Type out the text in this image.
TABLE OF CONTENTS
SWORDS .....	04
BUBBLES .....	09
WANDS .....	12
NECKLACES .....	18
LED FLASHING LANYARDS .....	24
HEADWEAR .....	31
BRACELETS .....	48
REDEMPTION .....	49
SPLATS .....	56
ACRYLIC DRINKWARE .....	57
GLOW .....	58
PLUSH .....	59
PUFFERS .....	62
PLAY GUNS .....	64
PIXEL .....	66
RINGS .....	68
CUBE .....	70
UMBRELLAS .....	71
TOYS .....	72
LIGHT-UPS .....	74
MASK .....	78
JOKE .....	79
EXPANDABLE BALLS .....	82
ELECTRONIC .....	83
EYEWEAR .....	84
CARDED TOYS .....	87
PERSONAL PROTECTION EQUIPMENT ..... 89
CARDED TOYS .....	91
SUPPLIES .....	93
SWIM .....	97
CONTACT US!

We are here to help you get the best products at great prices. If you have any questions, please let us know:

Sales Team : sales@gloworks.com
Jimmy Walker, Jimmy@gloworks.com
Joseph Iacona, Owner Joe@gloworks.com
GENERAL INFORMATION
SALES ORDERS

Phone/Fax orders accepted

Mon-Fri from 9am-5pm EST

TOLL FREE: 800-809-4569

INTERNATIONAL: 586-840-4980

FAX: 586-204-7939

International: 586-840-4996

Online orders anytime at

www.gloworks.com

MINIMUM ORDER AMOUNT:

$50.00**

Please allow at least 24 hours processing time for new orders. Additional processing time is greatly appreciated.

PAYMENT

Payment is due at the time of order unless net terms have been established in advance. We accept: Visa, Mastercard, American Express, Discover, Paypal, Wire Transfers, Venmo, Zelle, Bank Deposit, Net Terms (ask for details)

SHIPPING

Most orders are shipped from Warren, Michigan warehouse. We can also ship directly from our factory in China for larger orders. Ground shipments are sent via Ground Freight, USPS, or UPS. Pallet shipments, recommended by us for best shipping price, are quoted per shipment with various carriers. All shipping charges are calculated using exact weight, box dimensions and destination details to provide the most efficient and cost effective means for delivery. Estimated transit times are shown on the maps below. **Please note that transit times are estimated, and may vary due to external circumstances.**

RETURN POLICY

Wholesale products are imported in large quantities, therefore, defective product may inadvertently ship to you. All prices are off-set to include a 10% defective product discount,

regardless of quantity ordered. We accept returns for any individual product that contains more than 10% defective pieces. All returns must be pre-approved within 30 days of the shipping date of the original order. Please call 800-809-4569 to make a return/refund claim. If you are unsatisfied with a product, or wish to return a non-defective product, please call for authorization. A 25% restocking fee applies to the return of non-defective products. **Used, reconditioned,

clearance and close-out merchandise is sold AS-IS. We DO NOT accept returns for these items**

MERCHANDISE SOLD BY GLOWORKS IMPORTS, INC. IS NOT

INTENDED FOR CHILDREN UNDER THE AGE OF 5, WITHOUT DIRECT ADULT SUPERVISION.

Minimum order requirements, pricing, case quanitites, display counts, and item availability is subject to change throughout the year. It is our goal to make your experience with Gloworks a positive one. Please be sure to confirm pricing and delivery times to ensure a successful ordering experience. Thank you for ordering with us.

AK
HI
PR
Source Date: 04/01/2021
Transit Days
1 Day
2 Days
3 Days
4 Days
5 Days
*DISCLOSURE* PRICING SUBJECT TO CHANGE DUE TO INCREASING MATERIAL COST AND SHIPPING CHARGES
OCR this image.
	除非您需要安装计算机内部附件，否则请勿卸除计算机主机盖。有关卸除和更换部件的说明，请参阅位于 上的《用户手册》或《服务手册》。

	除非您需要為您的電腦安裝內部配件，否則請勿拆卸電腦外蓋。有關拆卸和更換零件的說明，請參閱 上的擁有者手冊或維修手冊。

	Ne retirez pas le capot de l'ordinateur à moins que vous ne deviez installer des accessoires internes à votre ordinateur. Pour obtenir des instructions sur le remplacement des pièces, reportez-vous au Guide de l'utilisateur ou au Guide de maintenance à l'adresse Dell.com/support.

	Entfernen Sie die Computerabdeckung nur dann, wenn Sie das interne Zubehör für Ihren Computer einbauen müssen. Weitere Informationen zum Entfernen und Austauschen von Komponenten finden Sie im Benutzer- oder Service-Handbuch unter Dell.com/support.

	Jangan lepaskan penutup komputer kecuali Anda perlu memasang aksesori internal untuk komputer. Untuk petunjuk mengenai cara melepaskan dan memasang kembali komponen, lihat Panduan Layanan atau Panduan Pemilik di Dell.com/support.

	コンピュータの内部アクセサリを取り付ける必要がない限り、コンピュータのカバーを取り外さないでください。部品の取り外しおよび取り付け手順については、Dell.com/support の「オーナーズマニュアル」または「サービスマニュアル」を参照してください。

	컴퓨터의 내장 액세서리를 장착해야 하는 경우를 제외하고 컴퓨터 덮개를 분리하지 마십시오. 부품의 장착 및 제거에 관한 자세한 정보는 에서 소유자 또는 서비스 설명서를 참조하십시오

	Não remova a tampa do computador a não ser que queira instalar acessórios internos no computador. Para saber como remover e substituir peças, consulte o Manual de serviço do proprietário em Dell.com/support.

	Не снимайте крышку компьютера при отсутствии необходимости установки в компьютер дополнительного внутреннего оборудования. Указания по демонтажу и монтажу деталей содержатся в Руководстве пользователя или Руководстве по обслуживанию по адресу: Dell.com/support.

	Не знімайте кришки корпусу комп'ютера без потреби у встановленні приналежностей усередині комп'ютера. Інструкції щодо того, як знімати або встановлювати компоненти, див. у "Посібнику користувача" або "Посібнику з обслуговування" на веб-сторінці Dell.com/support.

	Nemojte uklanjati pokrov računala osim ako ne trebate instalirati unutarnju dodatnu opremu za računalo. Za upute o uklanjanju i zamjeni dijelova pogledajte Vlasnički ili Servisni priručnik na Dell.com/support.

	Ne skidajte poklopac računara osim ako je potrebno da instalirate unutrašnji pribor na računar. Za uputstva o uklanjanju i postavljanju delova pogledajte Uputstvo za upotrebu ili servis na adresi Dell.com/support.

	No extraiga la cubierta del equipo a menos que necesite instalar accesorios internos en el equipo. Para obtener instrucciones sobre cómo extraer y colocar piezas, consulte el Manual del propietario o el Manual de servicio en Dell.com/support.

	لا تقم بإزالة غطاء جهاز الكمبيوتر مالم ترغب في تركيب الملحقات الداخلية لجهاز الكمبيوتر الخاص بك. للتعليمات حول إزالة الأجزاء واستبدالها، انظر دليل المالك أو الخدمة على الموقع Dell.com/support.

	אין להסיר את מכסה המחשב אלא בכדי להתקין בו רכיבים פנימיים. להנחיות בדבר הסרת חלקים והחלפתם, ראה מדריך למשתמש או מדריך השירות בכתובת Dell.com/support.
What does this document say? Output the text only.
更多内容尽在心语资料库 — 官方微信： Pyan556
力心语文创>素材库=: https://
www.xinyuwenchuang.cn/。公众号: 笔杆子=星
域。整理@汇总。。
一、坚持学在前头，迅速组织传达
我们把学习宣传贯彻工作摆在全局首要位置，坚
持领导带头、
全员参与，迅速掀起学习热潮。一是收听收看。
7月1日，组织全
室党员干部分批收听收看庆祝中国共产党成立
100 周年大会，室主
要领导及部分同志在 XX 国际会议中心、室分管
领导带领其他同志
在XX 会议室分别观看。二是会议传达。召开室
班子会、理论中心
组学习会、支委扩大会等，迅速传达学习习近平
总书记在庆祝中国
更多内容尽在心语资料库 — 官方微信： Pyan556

· · · · ·

> _Goal_
Reproduce the listing above exactly from the line containing "What does this" through its last line, with both of those lines included.

> _Task solution_
What does this document say? Output the text only.
更多内容尽在心语资料库 — 官方微信： Pyan556
力心语文创>素材库=: https://
www.xinyuwenchuang.cn/。公众号: 笔杆子=星
域。整理@汇总。。
一、坚持学在前头，迅速组织传达
我们把学习宣传贯彻工作摆在全局首要位置，坚
持领导带头、
全员参与，迅速掀起学习热潮。一是收听收看。
7月1日，组织全
室党员干部分批收听收看庆祝中国共产党成立
100 周年大会，室主
要领导及部分同志在 XX 国际会议中心、室分管
领导带领其他同志
在XX 会议室分别观看。二是会议传达。召开室
班子会、理论中心
组学习会、支委扩大会等，迅速传达学习习近平
总书记在庆祝中国
更多内容尽在心语资料库 — 官方微信： Pyan556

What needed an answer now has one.